• _Short problem_:
Collect from the data below each line with "JSON".

(Figure record listings)
▽
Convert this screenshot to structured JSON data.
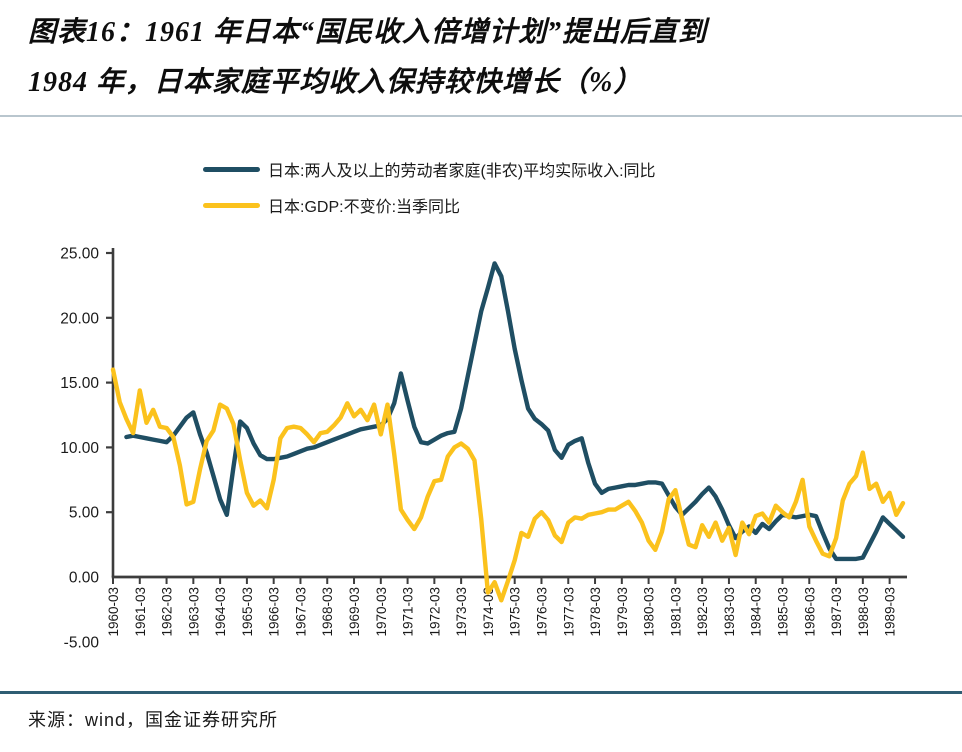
{
  "title": {
    "line1": "图表16：1961 年日本“国民收入倍增计划”提出后直到",
    "line2": "1984 年，日本家庭平均收入保持较快增长（%）"
  },
  "source": "来源：wind，国金证券研究所",
  "colors": {
    "income_line": "#1F4E63",
    "gdp_line": "#FBC21D",
    "axis": "#3d3d3d",
    "title_divider": "#b9c6ce",
    "footer_divider": "#2e5d73"
  },
  "chart_data": {
    "type": "line",
    "x_start": "1960-03",
    "x_freq": "quarterly",
    "x_tick_labels": [
      "1960-03",
      "1961-03",
      "1962-03",
      "1963-03",
      "1964-03",
      "1965-03",
      "1966-03",
      "1967-03",
      "1968-03",
      "1969-03",
      "1970-03",
      "1971-03",
      "1972-03",
      "1973-03",
      "1974-03",
      "1975-03",
      "1976-03",
      "1977-03",
      "1978-03",
      "1979-03",
      "1980-03",
      "1981-03",
      "1982-03",
      "1983-03",
      "1984-03",
      "1985-03",
      "1986-03",
      "1987-03",
      "1988-03",
      "1989-03"
    ],
    "y_ticks": [
      25,
      20,
      15,
      10,
      5,
      0,
      -5
    ],
    "y_tick_labels": [
      "25.00",
      "20.00",
      "15.00",
      "10.00",
      "5.00",
      "0.00",
      "-5.00"
    ],
    "ylim": [
      -5,
      25
    ],
    "grid": false,
    "legend_position": "top",
    "series": [
      {
        "name": "日本:两人及以上的劳动者家庭(非农)平均实际收入:同比",
        "color": "#1F4E63",
        "values": [
          null,
          null,
          10.8,
          10.9,
          10.8,
          10.7,
          10.6,
          10.5,
          10.4,
          10.9,
          11.6,
          12.3,
          12.7,
          11.0,
          9.6,
          7.8,
          6.0,
          4.8,
          8.5,
          12.0,
          11.5,
          10.3,
          9.4,
          9.1,
          9.1,
          9.2,
          9.3,
          9.5,
          9.7,
          9.9,
          10.0,
          10.2,
          10.4,
          10.6,
          10.8,
          11.0,
          11.2,
          11.4,
          11.5,
          11.6,
          11.7,
          12.2,
          13.4,
          15.7,
          13.6,
          11.6,
          10.4,
          10.3,
          10.6,
          10.9,
          11.1,
          11.2,
          13.0,
          15.5,
          18.0,
          20.5,
          22.3,
          24.2,
          23.2,
          20.5,
          17.6,
          15.2,
          13.0,
          12.2,
          11.8,
          11.3,
          9.8,
          9.2,
          10.2,
          10.5,
          10.7,
          8.8,
          7.2,
          6.5,
          6.8,
          6.9,
          7.0,
          7.1,
          7.1,
          7.2,
          7.3,
          7.3,
          7.2,
          6.3,
          5.4,
          4.8,
          5.3,
          5.8,
          6.4,
          6.9,
          6.2,
          5.2,
          4.0,
          3.0,
          3.5,
          3.9,
          3.4,
          4.1,
          3.7,
          4.3,
          4.8,
          4.7,
          4.6,
          4.7,
          4.8,
          4.7,
          3.4,
          2.2,
          1.4,
          1.4,
          1.4,
          1.4,
          1.5,
          2.5,
          3.5,
          4.6,
          4.1,
          3.6,
          3.1
        ]
      },
      {
        "name": "日本:GDP:不变价:当季同比",
        "color": "#FBC21D",
        "values": [
          16.0,
          13.5,
          12.2,
          11.1,
          14.4,
          11.9,
          12.9,
          11.6,
          11.5,
          10.8,
          8.6,
          5.6,
          5.8,
          8.3,
          10.5,
          11.3,
          13.3,
          13.0,
          11.8,
          9.0,
          6.5,
          5.5,
          5.9,
          5.3,
          7.5,
          10.7,
          11.5,
          11.6,
          11.5,
          11.0,
          10.4,
          11.1,
          11.2,
          11.7,
          12.3,
          13.4,
          12.4,
          12.9,
          12.1,
          13.3,
          11.0,
          13.3,
          9.5,
          5.2,
          4.4,
          3.7,
          4.6,
          6.2,
          7.4,
          7.5,
          9.3,
          10.0,
          10.3,
          9.9,
          9.0,
          4.5,
          -1.2,
          -0.4,
          -1.8,
          -0.3,
          1.3,
          3.4,
          3.1,
          4.5,
          5.0,
          4.4,
          3.2,
          2.7,
          4.2,
          4.6,
          4.5,
          4.8,
          4.9,
          5.0,
          5.2,
          5.2,
          5.5,
          5.8,
          5.1,
          4.2,
          2.8,
          2.1,
          3.5,
          6.0,
          6.7,
          4.5,
          2.5,
          2.3,
          4.0,
          3.1,
          4.2,
          2.8,
          3.8,
          1.7,
          4.2,
          3.3,
          4.7,
          4.9,
          4.2,
          5.5,
          5.0,
          4.6,
          5.8,
          7.5,
          3.9,
          2.8,
          1.8,
          1.6,
          3.0,
          5.9,
          7.2,
          7.8,
          9.6,
          6.8,
          7.2,
          5.8,
          6.5,
          4.8,
          5.7
        ]
      }
    ]
  }
}
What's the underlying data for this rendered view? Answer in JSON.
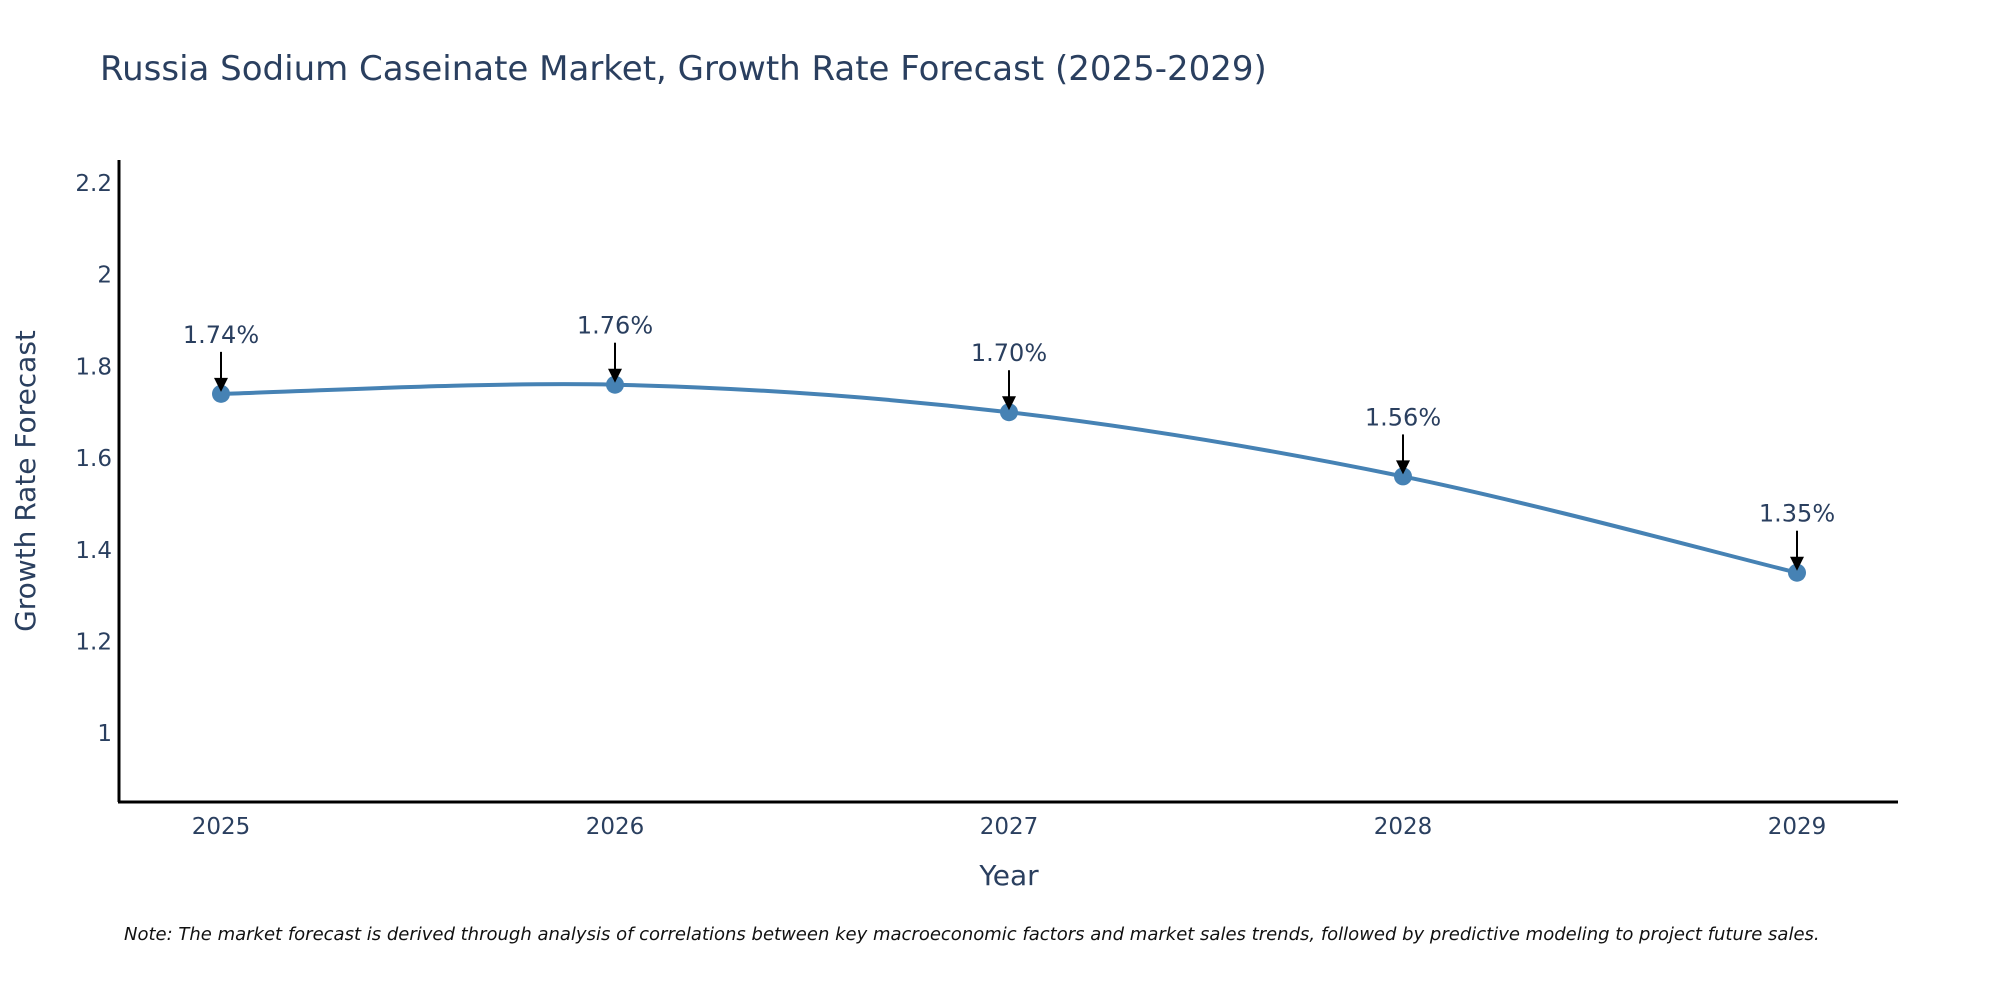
{
  "chart_data": {
    "type": "line",
    "title": "Russia Sodium Caseinate Market, Growth Rate Forecast (2025-2029)",
    "xlabel": "Year",
    "ylabel": "Growth Rate Forecast",
    "categories": [
      "2025",
      "2026",
      "2027",
      "2028",
      "2029"
    ],
    "values": [
      1.74,
      1.76,
      1.7,
      1.56,
      1.35
    ],
    "data_labels": [
      "1.74%",
      "1.76%",
      "1.70%",
      "1.56%",
      "1.35%"
    ],
    "ylim": [
      0.85,
      2.25
    ],
    "yticks": [
      1,
      1.2,
      1.4,
      1.6,
      1.8,
      2,
      2.2
    ],
    "ytick_labels": [
      "1",
      "1.2",
      "1.4",
      "1.6",
      "1.8",
      "2",
      "2.2"
    ],
    "line_shape": "smooth",
    "grid": false,
    "series_color": "#4682b4"
  },
  "note": "Note: The market forecast is derived through analysis of correlations between key macroeconomic factors and market sales trends, followed by predictive modeling to project future sales."
}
△
• _Answer_:
Convert this screenshot to structured JSON data.
What's the underlying data for this rendered view? Answer in JSON.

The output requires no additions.